* Start Material for the task *

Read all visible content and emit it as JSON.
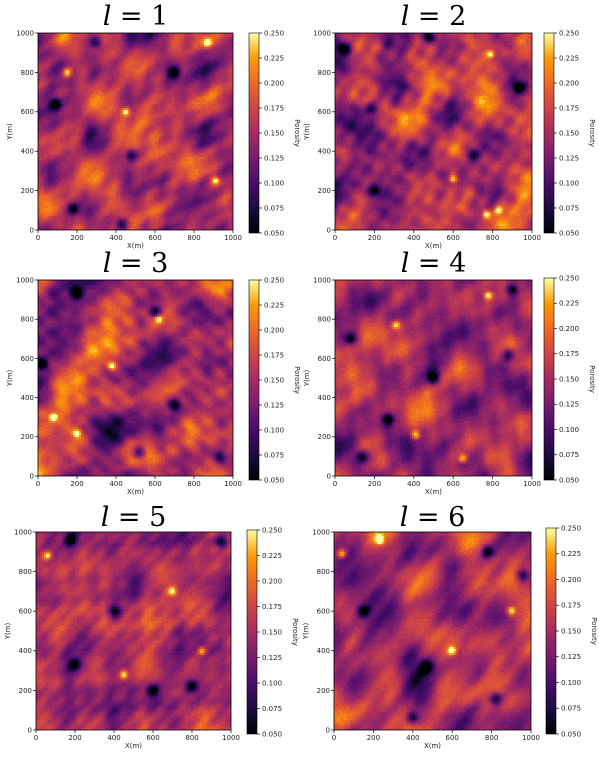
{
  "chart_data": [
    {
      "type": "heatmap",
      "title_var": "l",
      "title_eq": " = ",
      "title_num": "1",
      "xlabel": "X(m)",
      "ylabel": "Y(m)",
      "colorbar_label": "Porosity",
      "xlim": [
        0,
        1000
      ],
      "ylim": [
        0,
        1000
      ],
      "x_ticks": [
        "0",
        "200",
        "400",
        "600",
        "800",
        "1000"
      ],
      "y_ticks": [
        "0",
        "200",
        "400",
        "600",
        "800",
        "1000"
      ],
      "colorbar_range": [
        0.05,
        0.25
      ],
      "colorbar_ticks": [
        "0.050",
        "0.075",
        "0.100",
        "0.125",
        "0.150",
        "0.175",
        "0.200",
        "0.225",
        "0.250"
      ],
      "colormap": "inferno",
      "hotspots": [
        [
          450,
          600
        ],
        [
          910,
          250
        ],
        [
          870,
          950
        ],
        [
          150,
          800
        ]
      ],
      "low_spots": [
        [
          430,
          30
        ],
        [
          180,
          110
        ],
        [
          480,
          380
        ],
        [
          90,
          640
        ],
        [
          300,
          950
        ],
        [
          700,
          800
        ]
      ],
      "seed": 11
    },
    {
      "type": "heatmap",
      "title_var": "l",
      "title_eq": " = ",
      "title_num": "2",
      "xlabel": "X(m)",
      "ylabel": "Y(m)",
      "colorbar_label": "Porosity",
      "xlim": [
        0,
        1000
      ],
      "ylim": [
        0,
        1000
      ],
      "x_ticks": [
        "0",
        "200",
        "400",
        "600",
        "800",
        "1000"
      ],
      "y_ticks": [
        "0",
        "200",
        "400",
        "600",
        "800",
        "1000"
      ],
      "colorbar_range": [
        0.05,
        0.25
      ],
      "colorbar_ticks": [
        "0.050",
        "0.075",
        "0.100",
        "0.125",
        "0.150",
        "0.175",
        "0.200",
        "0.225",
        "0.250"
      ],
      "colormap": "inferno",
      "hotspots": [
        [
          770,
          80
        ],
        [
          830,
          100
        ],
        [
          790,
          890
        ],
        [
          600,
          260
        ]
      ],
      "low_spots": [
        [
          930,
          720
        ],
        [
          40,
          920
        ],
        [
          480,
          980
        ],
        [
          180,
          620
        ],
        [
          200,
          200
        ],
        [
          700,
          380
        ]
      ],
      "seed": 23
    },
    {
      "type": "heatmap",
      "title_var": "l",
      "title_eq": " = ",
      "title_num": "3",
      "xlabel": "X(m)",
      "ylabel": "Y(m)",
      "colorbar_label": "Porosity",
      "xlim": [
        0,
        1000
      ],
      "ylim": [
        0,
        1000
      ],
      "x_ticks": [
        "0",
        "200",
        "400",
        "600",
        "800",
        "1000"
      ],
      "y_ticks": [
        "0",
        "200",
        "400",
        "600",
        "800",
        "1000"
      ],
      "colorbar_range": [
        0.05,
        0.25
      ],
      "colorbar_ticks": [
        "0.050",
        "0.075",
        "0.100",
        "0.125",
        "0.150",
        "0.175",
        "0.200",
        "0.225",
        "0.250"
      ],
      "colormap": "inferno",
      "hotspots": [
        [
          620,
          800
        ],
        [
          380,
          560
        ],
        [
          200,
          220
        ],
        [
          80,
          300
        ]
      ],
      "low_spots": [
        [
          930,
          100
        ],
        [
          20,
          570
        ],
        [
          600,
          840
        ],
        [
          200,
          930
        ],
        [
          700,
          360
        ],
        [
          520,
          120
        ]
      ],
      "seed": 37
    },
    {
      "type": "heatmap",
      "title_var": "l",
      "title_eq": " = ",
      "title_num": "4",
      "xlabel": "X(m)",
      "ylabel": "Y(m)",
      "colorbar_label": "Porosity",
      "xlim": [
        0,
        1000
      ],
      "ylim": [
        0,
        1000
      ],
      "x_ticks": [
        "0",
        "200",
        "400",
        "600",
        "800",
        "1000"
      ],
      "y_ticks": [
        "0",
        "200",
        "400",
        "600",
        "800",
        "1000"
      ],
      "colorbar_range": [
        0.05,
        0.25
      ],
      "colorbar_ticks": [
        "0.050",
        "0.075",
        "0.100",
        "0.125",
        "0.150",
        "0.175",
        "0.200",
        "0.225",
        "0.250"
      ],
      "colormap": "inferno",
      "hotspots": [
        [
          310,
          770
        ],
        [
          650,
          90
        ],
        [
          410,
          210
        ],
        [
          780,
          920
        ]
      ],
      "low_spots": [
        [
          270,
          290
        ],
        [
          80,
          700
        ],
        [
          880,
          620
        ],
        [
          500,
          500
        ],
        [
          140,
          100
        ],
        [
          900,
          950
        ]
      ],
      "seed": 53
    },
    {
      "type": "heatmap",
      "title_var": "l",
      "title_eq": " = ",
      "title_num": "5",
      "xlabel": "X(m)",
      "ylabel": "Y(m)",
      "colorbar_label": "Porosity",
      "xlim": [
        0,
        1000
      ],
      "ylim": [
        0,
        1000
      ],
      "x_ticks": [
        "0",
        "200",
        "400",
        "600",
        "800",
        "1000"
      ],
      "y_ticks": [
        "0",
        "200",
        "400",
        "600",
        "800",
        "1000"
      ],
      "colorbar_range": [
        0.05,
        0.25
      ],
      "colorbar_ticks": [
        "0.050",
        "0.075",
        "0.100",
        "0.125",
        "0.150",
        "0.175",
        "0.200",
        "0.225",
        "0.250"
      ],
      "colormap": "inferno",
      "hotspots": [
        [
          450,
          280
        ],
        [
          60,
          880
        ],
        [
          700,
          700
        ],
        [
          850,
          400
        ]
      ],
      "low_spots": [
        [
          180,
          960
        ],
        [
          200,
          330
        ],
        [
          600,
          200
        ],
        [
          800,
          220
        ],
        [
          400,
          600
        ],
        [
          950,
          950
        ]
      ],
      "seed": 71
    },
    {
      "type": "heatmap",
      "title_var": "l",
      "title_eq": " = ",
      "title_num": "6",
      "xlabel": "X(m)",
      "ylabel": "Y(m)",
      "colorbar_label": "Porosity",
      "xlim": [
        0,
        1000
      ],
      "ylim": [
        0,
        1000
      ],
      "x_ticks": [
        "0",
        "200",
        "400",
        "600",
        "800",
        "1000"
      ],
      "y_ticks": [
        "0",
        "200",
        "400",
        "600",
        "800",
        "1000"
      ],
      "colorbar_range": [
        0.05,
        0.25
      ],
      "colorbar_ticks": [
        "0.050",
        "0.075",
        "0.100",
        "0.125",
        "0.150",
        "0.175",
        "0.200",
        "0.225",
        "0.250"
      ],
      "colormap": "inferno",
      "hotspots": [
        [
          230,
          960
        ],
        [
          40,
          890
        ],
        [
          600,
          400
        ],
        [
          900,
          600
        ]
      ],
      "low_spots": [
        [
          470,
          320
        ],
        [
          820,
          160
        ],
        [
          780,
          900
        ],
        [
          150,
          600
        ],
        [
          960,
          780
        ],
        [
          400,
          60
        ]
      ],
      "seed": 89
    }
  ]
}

* End Material for the task *
* Start Material for the task *

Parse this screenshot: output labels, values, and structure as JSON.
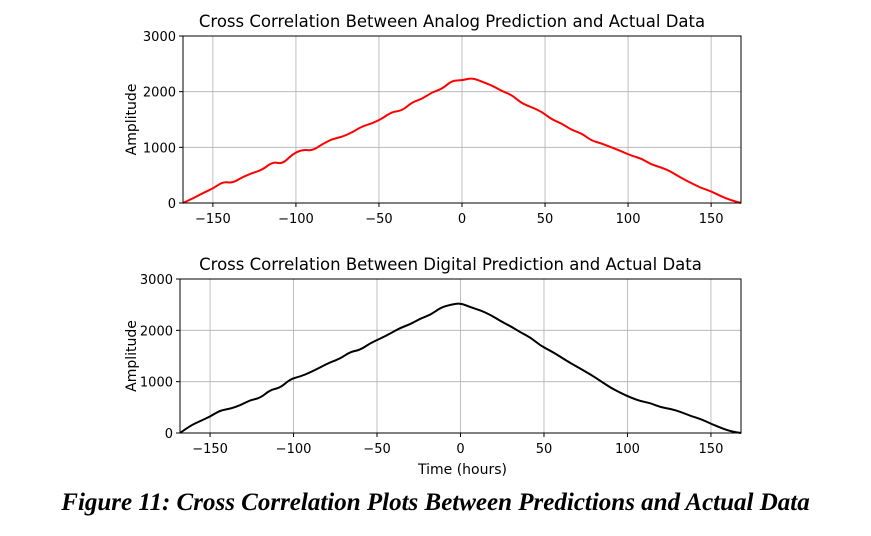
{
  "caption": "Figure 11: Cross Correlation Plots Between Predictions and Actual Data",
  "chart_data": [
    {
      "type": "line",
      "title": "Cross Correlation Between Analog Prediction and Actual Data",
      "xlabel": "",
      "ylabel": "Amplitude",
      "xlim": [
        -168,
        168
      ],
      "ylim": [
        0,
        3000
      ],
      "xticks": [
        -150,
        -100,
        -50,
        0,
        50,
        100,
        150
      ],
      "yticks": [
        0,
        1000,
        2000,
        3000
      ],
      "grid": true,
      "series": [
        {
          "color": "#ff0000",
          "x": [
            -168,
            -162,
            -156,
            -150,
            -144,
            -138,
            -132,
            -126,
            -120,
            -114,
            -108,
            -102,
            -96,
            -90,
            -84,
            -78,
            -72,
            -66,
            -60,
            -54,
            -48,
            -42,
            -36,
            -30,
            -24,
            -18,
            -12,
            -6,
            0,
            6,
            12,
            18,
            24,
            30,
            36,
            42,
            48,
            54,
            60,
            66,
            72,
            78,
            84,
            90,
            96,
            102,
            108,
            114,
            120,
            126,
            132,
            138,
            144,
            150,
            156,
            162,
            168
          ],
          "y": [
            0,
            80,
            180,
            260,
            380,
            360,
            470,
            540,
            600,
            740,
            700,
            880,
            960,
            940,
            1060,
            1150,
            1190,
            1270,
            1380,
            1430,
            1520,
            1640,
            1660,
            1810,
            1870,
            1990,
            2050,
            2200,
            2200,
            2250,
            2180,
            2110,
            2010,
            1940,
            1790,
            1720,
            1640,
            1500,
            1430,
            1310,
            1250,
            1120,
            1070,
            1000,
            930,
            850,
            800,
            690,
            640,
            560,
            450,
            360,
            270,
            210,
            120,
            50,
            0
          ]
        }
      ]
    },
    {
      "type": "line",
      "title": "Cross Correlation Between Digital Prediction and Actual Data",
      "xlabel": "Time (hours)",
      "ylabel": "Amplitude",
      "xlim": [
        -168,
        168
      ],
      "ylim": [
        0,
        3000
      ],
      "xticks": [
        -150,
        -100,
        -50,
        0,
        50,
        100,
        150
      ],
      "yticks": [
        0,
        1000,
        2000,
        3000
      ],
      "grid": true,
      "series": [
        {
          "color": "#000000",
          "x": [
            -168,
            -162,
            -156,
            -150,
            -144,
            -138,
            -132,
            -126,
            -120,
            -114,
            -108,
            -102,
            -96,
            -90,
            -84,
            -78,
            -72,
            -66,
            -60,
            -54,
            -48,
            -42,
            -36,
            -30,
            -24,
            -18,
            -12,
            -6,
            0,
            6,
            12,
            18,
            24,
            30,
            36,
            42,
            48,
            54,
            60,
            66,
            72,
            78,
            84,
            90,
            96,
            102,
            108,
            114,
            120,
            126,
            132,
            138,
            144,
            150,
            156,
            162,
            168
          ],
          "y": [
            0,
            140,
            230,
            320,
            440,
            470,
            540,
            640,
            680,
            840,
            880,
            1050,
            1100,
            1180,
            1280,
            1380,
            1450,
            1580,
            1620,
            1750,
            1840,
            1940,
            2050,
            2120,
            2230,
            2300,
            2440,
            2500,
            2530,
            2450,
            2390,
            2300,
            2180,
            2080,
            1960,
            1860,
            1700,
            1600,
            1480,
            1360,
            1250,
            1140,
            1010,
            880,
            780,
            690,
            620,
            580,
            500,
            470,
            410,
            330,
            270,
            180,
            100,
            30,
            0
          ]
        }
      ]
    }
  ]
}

* End Material for the task *

◆ **Work instructions**: Return every line in the listing that contains the word "Actual".

◆ **The result**:
  "caption": "Figure 11: Cross Correlation Plots Between Predictions and Actual Data",
      "title": "Cross Correlation Between Analog Prediction and Actual Data",
      "title": "Cross Correlation Between Digital Prediction and Actual Data",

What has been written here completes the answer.